Extract every line from the records below that contains the word "外科或未注册".
>> BEGIN Raw data
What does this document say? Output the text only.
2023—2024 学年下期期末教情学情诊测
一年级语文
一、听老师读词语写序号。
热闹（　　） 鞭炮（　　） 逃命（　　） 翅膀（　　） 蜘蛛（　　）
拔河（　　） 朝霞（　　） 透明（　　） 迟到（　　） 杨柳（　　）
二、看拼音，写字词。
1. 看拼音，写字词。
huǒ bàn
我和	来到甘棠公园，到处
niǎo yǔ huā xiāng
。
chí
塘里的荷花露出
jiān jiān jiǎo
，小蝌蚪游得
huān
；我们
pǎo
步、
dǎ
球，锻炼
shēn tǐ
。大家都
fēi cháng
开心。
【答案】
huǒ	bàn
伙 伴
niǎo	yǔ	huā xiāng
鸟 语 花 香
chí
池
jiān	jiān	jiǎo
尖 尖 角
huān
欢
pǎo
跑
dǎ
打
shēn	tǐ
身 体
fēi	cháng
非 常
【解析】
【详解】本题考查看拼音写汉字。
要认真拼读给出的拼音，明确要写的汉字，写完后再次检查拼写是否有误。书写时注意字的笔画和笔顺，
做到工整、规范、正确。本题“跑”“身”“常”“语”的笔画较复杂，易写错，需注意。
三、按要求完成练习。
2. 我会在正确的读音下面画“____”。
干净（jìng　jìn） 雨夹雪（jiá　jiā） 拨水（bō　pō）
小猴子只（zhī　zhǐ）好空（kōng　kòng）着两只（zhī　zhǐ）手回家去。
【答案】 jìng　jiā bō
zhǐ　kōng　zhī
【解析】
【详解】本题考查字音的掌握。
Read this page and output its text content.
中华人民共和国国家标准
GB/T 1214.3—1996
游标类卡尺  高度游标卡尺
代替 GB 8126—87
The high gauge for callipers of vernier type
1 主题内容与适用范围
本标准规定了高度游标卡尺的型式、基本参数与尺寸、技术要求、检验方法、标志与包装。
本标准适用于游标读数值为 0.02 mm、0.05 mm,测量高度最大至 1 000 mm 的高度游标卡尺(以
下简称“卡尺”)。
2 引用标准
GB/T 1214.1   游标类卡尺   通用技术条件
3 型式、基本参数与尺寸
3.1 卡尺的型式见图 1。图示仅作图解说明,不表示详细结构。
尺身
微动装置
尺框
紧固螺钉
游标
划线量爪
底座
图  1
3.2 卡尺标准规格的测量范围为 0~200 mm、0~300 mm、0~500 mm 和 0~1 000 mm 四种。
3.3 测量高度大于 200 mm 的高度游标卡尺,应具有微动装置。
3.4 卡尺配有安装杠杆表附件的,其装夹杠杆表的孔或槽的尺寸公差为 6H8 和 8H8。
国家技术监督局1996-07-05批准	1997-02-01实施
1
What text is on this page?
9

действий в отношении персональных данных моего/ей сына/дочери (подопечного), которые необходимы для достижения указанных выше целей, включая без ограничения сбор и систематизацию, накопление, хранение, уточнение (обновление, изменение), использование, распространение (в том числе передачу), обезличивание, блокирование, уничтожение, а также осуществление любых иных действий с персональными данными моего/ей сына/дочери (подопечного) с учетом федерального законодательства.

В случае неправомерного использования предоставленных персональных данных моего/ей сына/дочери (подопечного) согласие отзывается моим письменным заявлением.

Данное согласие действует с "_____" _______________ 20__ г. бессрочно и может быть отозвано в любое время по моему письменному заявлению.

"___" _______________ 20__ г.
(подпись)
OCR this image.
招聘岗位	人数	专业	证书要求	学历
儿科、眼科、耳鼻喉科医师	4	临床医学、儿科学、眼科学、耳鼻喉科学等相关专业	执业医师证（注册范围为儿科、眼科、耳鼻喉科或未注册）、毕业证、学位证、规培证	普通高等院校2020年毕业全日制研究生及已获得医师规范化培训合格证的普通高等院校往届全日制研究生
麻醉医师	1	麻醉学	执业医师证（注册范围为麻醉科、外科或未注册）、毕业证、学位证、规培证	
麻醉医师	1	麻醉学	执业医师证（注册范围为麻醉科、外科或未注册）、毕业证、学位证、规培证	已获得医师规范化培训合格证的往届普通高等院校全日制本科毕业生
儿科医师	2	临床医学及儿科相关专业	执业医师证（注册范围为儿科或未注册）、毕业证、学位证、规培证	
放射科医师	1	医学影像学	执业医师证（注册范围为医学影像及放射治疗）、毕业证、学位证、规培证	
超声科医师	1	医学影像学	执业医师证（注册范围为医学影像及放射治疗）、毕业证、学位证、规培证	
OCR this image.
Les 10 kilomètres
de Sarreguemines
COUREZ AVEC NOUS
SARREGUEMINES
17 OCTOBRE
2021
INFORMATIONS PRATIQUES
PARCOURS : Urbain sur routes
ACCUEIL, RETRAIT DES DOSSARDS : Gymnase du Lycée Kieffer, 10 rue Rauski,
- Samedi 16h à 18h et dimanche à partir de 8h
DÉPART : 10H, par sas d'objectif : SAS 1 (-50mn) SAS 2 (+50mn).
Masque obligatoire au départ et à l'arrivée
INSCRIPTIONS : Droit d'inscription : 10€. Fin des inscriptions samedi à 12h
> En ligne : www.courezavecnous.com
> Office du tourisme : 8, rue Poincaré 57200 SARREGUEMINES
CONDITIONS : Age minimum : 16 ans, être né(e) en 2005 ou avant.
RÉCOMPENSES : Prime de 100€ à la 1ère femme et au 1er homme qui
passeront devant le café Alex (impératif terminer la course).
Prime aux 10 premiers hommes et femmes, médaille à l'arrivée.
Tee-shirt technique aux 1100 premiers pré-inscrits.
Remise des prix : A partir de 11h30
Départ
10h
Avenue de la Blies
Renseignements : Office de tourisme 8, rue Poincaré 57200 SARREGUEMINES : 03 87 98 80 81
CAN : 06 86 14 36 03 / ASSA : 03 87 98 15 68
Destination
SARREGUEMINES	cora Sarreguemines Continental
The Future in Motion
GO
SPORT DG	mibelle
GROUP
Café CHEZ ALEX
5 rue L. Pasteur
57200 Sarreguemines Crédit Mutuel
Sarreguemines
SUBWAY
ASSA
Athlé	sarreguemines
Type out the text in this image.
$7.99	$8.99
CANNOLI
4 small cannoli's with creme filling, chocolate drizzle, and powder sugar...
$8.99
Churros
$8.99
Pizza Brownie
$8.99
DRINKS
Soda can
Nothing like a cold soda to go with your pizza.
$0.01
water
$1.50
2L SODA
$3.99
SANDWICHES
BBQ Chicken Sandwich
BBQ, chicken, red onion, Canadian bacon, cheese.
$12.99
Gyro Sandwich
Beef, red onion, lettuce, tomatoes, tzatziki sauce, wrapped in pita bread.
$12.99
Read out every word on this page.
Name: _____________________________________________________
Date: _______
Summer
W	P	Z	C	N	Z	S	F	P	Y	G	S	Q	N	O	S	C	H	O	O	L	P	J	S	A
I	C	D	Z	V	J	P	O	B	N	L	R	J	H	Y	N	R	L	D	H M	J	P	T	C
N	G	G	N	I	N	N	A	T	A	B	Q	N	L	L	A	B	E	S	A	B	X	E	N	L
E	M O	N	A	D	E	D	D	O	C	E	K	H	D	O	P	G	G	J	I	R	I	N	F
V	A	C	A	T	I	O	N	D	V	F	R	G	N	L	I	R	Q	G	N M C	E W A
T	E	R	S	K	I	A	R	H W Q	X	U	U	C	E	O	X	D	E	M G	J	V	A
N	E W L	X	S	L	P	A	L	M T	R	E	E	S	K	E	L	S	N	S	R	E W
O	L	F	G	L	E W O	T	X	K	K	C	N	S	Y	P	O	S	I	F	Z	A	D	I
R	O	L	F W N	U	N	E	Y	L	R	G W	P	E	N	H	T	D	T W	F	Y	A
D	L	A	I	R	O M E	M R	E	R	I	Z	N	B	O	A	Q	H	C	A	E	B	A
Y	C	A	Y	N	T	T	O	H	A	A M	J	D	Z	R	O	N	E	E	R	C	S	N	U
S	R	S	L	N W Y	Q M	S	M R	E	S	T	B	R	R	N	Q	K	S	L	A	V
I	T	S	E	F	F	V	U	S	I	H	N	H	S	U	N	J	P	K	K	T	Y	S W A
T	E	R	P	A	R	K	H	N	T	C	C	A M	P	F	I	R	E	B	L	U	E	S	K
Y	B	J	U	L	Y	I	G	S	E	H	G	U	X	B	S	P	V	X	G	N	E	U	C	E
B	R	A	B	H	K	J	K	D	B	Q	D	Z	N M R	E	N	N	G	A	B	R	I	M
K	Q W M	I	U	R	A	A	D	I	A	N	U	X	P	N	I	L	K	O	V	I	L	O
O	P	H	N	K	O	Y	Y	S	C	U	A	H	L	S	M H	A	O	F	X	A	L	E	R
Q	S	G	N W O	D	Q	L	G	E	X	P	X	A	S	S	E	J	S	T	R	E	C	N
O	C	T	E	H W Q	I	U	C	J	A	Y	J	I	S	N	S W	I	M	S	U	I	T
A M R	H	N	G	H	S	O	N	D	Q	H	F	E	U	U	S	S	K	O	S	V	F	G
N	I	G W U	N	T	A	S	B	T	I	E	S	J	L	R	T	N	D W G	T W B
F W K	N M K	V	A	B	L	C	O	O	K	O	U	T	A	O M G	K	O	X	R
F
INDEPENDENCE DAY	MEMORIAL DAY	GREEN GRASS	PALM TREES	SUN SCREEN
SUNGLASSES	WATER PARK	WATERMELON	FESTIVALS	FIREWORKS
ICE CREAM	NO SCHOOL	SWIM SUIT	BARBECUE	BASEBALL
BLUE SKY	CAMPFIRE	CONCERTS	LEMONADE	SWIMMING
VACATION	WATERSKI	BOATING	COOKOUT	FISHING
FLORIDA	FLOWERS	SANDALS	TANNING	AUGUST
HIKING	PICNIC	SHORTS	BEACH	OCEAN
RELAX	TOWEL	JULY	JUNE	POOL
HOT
>> END Raw data
**Solution to this exercise:**
麻醉医师	1	麻醉学	执业医师证（注册范围为麻醉科、外科或未注册）、毕业证、学位证、规培证	
麻醉医师	1	麻醉学	执业医师证（注册范围为麻醉科、外科或未注册）、毕业证、学位证、规培证	已获得医师规范化培训合格证的往届普通高等院校全日制本科毕业生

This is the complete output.